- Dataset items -

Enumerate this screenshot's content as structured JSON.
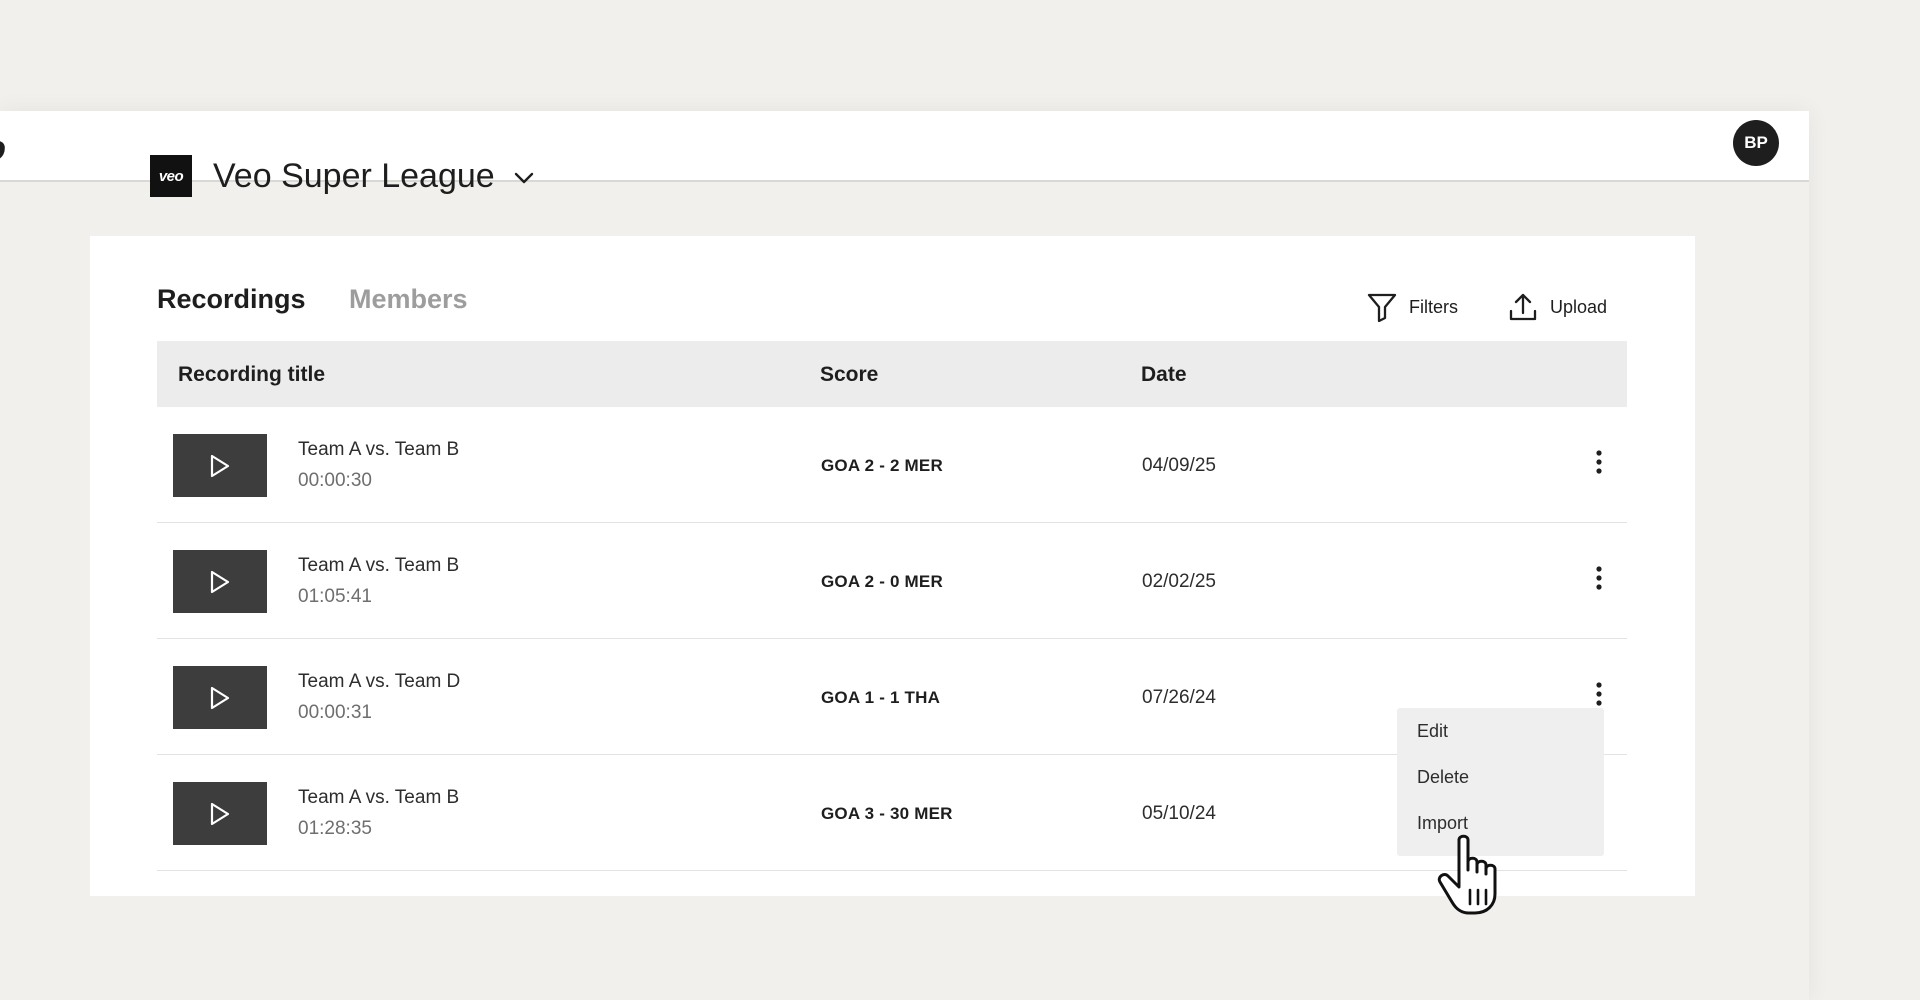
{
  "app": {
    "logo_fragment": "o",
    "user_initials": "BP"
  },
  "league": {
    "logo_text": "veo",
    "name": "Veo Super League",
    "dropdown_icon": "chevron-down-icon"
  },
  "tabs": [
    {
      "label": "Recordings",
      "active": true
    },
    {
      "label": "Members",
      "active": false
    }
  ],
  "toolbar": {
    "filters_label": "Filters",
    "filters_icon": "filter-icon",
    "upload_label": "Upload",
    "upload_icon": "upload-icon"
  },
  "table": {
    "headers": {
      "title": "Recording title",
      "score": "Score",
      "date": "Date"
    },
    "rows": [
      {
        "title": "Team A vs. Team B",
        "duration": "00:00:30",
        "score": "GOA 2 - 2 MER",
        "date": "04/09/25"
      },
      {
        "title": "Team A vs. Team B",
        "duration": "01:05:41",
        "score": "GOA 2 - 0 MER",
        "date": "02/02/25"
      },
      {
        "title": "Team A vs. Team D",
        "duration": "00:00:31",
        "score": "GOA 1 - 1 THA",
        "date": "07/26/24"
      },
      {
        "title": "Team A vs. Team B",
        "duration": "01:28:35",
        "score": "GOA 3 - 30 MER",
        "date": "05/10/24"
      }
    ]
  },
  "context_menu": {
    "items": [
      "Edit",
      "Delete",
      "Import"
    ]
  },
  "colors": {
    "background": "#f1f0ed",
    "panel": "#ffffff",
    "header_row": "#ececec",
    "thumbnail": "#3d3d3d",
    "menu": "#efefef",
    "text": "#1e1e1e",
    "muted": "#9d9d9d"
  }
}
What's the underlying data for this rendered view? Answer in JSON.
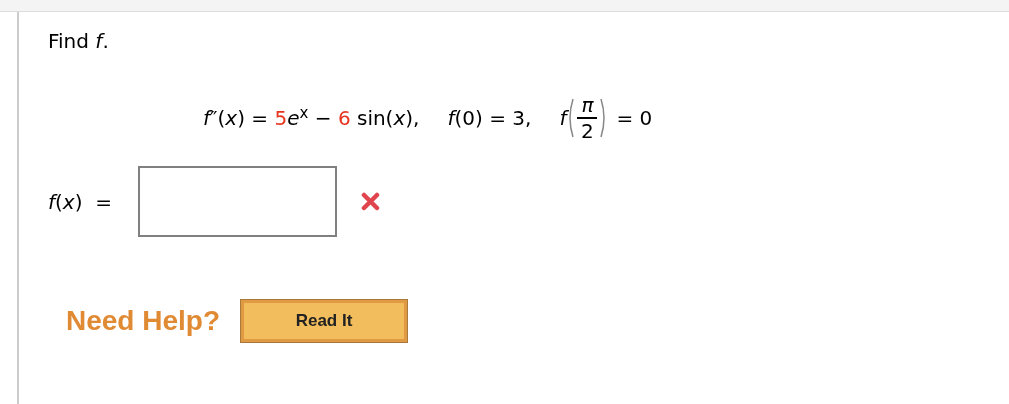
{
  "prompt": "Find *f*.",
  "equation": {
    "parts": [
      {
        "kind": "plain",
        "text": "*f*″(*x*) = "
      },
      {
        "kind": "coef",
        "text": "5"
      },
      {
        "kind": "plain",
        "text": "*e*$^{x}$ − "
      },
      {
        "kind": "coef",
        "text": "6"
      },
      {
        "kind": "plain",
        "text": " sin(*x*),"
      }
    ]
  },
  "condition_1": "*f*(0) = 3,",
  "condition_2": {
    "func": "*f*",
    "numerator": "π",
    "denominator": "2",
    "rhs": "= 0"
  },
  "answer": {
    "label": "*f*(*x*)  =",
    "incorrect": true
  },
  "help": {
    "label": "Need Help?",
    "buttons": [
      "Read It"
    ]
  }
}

- WHAT IS BEING ASKED -
Which lines hold the word "score"? Return all of them from the records above.

- EXPECTED ANSWER -
      "score": "Score",
        "score": "GOA 2 - 2 MER",
        "score": "GOA 2 - 0 MER",
        "score": "GOA 1 - 1 THA",
        "score": "GOA 3 - 30 MER",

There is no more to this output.